━━━ Given records

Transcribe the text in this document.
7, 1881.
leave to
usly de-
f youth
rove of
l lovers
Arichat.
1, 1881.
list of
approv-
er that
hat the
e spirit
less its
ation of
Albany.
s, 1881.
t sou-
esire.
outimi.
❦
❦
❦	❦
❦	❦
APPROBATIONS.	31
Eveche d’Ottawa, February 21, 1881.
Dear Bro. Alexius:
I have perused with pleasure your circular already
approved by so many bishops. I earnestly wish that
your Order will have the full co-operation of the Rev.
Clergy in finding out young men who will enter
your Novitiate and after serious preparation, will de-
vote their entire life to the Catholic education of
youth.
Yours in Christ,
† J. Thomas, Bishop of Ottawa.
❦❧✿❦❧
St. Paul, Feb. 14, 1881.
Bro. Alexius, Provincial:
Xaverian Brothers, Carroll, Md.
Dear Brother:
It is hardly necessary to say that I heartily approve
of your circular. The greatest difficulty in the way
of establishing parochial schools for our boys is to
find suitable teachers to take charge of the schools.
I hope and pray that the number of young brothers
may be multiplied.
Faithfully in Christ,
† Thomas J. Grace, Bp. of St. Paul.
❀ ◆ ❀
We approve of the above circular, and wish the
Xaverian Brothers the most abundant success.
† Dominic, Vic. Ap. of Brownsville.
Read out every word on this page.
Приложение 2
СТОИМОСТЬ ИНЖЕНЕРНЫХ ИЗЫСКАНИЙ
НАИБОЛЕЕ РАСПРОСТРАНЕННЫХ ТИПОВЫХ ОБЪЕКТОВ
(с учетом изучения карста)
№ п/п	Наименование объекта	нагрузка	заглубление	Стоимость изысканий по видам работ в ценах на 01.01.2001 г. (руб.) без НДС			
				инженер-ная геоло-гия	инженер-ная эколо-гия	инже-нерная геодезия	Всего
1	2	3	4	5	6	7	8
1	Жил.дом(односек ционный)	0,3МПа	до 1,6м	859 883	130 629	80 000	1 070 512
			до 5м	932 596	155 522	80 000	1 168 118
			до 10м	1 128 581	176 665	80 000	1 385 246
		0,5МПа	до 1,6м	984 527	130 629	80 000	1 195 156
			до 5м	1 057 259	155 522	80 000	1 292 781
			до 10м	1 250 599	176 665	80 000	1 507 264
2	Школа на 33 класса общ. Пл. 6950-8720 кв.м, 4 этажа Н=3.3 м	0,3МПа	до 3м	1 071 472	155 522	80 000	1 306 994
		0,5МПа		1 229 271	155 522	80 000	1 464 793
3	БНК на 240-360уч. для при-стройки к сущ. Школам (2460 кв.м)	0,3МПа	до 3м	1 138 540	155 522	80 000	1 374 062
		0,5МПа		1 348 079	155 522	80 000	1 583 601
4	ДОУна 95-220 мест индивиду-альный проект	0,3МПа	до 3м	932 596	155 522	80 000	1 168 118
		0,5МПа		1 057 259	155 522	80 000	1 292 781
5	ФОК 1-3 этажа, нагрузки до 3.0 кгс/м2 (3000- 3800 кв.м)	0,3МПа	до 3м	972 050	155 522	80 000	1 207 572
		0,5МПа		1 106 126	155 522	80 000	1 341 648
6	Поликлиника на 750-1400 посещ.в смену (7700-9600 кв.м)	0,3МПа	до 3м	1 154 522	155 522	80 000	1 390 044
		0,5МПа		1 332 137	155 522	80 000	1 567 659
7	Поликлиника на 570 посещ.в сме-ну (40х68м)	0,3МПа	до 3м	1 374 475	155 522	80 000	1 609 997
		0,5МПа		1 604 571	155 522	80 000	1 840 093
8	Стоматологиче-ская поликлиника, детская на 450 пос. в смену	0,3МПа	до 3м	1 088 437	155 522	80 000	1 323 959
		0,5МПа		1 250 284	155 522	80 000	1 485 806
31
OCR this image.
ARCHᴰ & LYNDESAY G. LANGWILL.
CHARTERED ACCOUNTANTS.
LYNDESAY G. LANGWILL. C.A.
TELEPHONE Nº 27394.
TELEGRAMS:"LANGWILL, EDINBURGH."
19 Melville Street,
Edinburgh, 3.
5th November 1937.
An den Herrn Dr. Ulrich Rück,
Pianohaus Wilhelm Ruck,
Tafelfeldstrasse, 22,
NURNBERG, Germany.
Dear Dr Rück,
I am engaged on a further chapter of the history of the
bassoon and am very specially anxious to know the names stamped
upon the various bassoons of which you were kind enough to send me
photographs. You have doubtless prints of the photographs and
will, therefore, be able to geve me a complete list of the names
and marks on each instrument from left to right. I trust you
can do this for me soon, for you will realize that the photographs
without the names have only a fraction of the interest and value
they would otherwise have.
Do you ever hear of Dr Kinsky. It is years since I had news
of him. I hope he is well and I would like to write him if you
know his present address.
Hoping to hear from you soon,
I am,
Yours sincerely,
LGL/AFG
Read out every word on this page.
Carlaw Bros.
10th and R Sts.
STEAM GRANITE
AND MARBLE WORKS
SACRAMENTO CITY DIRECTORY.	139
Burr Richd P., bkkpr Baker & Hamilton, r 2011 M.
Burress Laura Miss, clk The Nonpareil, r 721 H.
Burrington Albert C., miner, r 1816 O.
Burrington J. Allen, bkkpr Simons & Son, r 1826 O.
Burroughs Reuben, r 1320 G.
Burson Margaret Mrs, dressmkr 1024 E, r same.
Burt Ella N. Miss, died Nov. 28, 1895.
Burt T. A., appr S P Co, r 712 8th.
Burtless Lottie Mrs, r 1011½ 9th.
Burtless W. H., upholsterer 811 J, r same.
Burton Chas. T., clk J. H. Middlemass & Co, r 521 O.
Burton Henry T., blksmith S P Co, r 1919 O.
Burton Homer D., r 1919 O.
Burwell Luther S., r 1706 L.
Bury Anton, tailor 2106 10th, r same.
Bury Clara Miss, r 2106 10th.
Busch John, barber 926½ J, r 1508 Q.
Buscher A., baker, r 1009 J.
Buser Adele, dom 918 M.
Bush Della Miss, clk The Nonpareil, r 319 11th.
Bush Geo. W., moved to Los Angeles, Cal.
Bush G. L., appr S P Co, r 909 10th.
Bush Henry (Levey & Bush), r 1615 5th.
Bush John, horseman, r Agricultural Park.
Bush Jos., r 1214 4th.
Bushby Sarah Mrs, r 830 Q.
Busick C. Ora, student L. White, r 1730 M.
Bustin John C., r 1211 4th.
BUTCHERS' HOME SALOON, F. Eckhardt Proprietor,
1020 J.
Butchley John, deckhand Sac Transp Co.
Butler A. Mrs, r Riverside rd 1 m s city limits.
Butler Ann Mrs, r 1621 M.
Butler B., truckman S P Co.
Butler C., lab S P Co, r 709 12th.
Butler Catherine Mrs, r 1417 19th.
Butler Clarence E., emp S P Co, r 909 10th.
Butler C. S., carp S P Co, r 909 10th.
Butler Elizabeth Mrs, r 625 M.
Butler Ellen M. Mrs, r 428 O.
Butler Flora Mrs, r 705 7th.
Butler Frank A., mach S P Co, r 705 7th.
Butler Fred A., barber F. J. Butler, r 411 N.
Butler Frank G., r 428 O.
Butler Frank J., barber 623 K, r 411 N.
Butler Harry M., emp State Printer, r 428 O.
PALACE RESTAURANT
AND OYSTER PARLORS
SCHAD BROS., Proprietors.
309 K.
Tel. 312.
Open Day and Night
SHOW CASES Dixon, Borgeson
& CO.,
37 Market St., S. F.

━━━━━━

The listing above must be transcribed exactly, line by line.

▶ **Solution to this exercise**
Transcribe the text in this document.
7, 1881.
leave to
usly de-
f youth
rove of
l lovers
Arichat.
1, 1881.
list of
approv-
er that
hat the
e spirit
less its
ation of
Albany.
s, 1881.
t sou-
esire.
outimi.
❦
❦
❦	❦
❦	❦
APPROBATIONS.	31
Eveche d’Ottawa, February 21, 1881.
Dear Bro. Alexius:
I have perused with pleasure your circular already
approved by so many bishops. I earnestly wish that
your Order will have the full co-operation of the Rev.
Clergy in finding out young men who will enter
your Novitiate and after serious preparation, will de-
vote their entire life to the Catholic education of
youth.
Yours in Christ,
† J. Thomas, Bishop of Ottawa.
❦❧✿❦❧
St. Paul, Feb. 14, 1881.
Bro. Alexius, Provincial:
Xaverian Brothers, Carroll, Md.
Dear Brother:
It is hardly necessary to say that I heartily approve
of your circular. The greatest difficulty in the way
of establishing parochial schools for our boys is to
find suitable teachers to take charge of the schools.
I hope and pray that the number of young brothers
may be multiplied.
Faithfully in Christ,
† Thomas J. Grace, Bp. of St. Paul.
❀ ◆ ❀
We approve of the above circular, and wish the
Xaverian Brothers the most abundant success.
† Dominic, Vic. Ap. of Brownsville.
Read out every word on this page.
Приложение 2
СТОИМОСТЬ ИНЖЕНЕРНЫХ ИЗЫСКАНИЙ
НАИБОЛЕЕ РАСПРОСТРАНЕННЫХ ТИПОВЫХ ОБЪЕКТОВ
(с учетом изучения карста)
№ п/п	Наименование объекта	нагрузка	заглубление	Стоимость изысканий по видам работ в ценах на 01.01.2001 г. (руб.) без НДС			
				инженер-ная геоло-гия	инженер-ная эколо-гия	инже-нерная геодезия	Всего
1	2	3	4	5	6	7	8
1	Жил.дом(односек ционный)	0,3МПа	до 1,6м	859 883	130 629	80 000	1 070 512
			до 5м	932 596	155 522	80 000	1 168 118
			до 10м	1 128 581	176 665	80 000	1 385 246
		0,5МПа	до 1,6м	984 527	130 629	80 000	1 195 156
			до 5м	1 057 259	155 522	80 000	1 292 781
			до 10м	1 250 599	176 665	80 000	1 507 264
2	Школа на 33 класса общ. Пл. 6950-8720 кв.м, 4 этажа Н=3.3 м	0,3МПа	до 3м	1 071 472	155 522	80 000	1 306 994
		0,5МПа		1 229 271	155 522	80 000	1 464 793
3	БНК на 240-360уч. для при-стройки к сущ. Школам (2460 кв.м)	0,3МПа	до 3м	1 138 540	155 522	80 000	1 374 062
		0,5МПа		1 348 079	155 522	80 000	1 583 601
4	ДОУна 95-220 мест индивиду-альный проект	0,3МПа	до 3м	932 596	155 522	80 000	1 168 118
		0,5МПа		1 057 259	155 522	80 000	1 292 781
5	ФОК 1-3 этажа, нагрузки до 3.0 кгс/м2 (3000- 3800 кв.м)	0,3МПа	до 3м	972 050	155 522	80 000	1 207 572
		0,5МПа		1 106 126	155 522	80 000	1 341 648
6	Поликлиника на 750-1400 посещ.в смену (7700-9600 кв.м)	0,3МПа	до 3м	1 154 522	155 522	80 000	1 390 044
		0,5МПа		1 332 137	155 522	80 000	1 567 659
7	Поликлиника на 570 посещ.в сме-ну (40х68м)	0,3МПа	до 3м	1 374 475	155 522	80 000	1 609 997
		0,5МПа		1 604 571	155 522	80 000	1 840 093
8	Стоматологиче-ская поликлиника, детская на 450 пос. в смену	0,3МПа	до 3м	1 088 437	155 522	80 000	1 323 959
		0,5МПа		1 250 284	155 522	80 000	1 485 806
31
OCR this image.
ARCHᴰ & LYNDESAY G. LANGWILL.
CHARTERED ACCOUNTANTS.
LYNDESAY G. LANGWILL. C.A.
TELEPHONE Nº 27394.
TELEGRAMS:"LANGWILL, EDINBURGH."
19 Melville Street,
Edinburgh, 3.
5th November 1937.
An den Herrn Dr. Ulrich Rück,
Pianohaus Wilhelm Ruck,
Tafelfeldstrasse, 22,
NURNBERG, Germany.
Dear Dr Rück,
I am engaged on a further chapter of the history of the
bassoon and am very specially anxious to know the names stamped
upon the various bassoons of which you were kind enough to send me
photographs. You have doubtless prints of the photographs and
will, therefore, be able to geve me a complete list of the names
and marks on each instrument from left to right. I trust you
can do this for me soon, for you will realize that the photographs
without the names have only a fraction of the interest and value
they would otherwise have.
Do you ever hear of Dr Kinsky. It is years since I had news
of him. I hope he is well and I would like to write him if you
know his present address.
Hoping to hear from you soon,
I am,
Yours sincerely,
LGL/AFG
Read out every word on this page.
Carlaw Bros.
10th and R Sts.
STEAM GRANITE
AND MARBLE WORKS
SACRAMENTO CITY DIRECTORY.	139
Burr Richd P., bkkpr Baker & Hamilton, r 2011 M.
Burress Laura Miss, clk The Nonpareil, r 721 H.
Burrington Albert C., miner, r 1816 O.
Burrington J. Allen, bkkpr Simons & Son, r 1826 O.
Burroughs Reuben, r 1320 G.
Burson Margaret Mrs, dressmkr 1024 E, r same.
Burt Ella N. Miss, died Nov. 28, 1895.
Burt T. A., appr S P Co, r 712 8th.
Burtless Lottie Mrs, r 1011½ 9th.
Burtless W. H., upholsterer 811 J, r same.
Burton Chas. T., clk J. H. Middlemass & Co, r 521 O.
Burton Henry T., blksmith S P Co, r 1919 O.
Burton Homer D., r 1919 O.
Burwell Luther S., r 1706 L.
Bury Anton, tailor 2106 10th, r same.
Bury Clara Miss, r 2106 10th.
Busch John, barber 926½ J, r 1508 Q.
Buscher A., baker, r 1009 J.
Buser Adele, dom 918 M.
Bush Della Miss, clk The Nonpareil, r 319 11th.
Bush Geo. W., moved to Los Angeles, Cal.
Bush G. L., appr S P Co, r 909 10th.
Bush Henry (Levey & Bush), r 1615 5th.
Bush John, horseman, r Agricultural Park.
Bush Jos., r 1214 4th.
Bushby Sarah Mrs, r 830 Q.
Busick C. Ora, student L. White, r 1730 M.
Bustin John C., r 1211 4th.
BUTCHERS' HOME SALOON, F. Eckhardt Proprietor,
1020 J.
Butchley John, deckhand Sac Transp Co.
Butler A. Mrs, r Riverside rd 1 m s city limits.
Butler Ann Mrs, r 1621 M.
Butler B., truckman S P Co.
Butler C., lab S P Co, r 709 12th.
Butler Catherine Mrs, r 1417 19th.
Butler Clarence E., emp S P Co, r 909 10th.
Butler C. S., carp S P Co, r 909 10th.
Butler Elizabeth Mrs, r 625 M.
Butler Ellen M. Mrs, r 428 O.
Butler Flora Mrs, r 705 7th.
Butler Frank A., mach S P Co, r 705 7th.
Butler Fred A., barber F. J. Butler, r 411 N.
Butler Frank G., r 428 O.
Butler Frank J., barber 623 K, r 411 N.
Butler Harry M., emp State Printer, r 428 O.
PALACE RESTAURANT
AND OYSTER PARLORS
SCHAD BROS., Proprietors.
309 K.
Tel. 312.
Open Day and Night
SHOW CASES Dixon, Borgeson
& CO.,
37 Market St., S. F.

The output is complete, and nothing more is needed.